◆ **Problem description**: Gather each line in the entries that includes the string "ratio".

◆ **Extracted entries**:
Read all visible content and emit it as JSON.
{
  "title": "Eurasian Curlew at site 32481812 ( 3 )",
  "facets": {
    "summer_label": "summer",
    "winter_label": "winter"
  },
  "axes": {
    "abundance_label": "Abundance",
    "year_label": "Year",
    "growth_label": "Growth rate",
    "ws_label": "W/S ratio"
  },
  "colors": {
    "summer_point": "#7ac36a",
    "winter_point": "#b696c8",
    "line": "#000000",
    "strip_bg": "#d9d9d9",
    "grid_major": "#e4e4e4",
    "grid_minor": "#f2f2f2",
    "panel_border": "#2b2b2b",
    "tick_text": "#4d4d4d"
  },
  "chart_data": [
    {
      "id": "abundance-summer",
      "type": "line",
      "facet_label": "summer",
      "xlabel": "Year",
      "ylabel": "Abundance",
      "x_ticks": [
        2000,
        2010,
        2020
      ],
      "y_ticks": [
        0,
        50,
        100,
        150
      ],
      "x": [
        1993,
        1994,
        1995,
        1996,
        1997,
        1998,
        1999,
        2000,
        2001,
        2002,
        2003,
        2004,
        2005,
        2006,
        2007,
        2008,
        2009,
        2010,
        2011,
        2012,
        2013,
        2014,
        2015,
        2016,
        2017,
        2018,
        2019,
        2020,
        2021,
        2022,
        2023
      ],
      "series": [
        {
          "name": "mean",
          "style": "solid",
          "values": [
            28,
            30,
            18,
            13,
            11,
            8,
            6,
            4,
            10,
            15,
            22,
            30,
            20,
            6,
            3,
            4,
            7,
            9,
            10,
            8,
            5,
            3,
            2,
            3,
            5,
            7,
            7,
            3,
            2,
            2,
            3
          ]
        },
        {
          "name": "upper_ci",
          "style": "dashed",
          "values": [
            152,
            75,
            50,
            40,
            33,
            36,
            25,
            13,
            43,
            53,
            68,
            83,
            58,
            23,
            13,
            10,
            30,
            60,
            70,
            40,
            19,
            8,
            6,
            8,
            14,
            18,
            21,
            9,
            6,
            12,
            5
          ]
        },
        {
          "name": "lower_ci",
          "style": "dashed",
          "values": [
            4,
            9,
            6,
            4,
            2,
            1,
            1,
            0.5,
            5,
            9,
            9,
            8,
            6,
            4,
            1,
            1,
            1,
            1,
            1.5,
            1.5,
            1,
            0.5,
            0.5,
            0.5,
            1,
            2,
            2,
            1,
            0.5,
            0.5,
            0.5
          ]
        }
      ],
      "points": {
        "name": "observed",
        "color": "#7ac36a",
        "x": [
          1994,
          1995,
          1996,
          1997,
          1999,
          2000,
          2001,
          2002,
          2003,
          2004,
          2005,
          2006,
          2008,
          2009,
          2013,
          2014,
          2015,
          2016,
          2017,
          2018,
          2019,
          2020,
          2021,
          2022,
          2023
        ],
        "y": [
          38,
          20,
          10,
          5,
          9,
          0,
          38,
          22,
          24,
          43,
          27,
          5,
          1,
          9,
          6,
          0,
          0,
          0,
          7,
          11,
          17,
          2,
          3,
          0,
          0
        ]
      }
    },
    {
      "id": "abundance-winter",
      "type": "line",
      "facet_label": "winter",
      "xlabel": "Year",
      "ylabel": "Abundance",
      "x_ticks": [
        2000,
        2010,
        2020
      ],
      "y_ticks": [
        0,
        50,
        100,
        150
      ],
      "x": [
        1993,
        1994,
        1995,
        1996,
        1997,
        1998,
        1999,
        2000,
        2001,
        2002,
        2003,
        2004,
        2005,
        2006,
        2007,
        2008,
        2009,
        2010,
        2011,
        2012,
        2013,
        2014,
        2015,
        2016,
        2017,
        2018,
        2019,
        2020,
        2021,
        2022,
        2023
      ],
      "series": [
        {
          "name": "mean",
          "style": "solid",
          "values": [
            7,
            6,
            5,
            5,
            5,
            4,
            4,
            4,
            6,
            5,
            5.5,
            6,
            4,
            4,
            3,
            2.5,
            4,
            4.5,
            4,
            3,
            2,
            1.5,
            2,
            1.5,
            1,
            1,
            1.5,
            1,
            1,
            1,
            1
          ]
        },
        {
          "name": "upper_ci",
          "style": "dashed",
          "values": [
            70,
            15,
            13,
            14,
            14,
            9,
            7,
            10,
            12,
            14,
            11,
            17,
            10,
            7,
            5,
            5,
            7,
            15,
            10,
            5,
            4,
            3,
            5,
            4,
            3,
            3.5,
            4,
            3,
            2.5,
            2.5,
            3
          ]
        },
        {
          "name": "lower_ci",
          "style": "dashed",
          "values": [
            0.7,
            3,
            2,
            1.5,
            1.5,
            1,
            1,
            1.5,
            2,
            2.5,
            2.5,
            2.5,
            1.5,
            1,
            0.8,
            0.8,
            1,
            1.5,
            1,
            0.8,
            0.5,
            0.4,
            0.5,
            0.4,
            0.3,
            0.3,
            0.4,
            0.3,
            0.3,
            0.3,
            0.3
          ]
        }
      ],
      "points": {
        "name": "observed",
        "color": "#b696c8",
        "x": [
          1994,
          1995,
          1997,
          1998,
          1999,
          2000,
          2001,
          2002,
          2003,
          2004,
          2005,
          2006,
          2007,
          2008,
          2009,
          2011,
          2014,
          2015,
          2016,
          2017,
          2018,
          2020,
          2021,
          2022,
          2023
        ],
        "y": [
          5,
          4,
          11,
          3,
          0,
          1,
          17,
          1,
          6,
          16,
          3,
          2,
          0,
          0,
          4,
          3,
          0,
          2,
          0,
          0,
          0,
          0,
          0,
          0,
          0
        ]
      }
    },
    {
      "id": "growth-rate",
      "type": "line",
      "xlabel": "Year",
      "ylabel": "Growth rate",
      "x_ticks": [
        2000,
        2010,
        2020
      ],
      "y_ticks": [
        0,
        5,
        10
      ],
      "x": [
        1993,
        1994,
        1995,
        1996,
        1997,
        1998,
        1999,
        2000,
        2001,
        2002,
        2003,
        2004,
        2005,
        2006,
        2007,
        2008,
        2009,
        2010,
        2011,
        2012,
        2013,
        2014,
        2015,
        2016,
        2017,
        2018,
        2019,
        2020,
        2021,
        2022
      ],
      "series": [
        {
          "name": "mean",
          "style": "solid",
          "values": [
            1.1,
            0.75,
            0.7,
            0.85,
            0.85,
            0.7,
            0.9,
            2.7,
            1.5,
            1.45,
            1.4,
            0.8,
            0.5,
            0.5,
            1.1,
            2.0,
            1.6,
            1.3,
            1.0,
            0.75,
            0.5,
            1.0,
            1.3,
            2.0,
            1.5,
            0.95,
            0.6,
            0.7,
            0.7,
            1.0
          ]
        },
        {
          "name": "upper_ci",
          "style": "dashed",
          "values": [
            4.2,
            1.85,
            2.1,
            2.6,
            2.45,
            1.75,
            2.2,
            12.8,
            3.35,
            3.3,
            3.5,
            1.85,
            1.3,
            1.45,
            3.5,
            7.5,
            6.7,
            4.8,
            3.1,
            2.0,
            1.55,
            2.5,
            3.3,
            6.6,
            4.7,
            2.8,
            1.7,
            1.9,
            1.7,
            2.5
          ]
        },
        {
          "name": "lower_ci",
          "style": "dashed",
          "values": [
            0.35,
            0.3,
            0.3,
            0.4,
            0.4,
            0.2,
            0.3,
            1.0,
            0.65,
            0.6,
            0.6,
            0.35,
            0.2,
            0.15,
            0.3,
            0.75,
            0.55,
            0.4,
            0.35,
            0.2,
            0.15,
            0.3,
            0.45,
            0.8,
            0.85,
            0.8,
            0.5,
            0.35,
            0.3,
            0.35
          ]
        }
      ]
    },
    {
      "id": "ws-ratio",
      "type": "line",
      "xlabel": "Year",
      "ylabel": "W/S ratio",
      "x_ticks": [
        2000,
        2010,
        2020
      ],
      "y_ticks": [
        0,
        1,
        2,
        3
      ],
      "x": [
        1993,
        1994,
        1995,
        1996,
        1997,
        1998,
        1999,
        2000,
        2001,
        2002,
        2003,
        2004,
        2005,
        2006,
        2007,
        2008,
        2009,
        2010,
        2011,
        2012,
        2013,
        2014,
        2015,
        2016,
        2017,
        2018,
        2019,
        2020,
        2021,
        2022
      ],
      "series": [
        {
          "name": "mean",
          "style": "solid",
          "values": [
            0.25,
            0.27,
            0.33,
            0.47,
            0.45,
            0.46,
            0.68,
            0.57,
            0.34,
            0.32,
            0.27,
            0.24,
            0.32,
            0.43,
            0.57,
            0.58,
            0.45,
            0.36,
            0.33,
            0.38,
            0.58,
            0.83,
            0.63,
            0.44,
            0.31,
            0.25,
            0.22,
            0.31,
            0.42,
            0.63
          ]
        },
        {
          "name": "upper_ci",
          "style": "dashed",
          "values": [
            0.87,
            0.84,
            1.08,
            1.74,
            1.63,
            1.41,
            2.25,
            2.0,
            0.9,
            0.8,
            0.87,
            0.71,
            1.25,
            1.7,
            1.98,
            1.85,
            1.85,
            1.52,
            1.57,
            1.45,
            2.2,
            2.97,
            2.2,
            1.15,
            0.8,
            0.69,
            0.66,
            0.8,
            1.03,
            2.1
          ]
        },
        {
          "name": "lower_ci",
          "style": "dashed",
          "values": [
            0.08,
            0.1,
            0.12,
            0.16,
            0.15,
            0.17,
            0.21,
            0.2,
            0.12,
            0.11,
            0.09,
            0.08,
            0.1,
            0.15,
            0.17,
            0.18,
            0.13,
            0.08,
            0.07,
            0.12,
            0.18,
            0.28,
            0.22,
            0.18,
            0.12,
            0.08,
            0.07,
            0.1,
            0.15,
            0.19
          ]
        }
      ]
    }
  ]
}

◆ **Task solution**:
    "ws_label": "W/S ratio"
      "id": "ws-ratio",
      "ylabel": "W/S ratio",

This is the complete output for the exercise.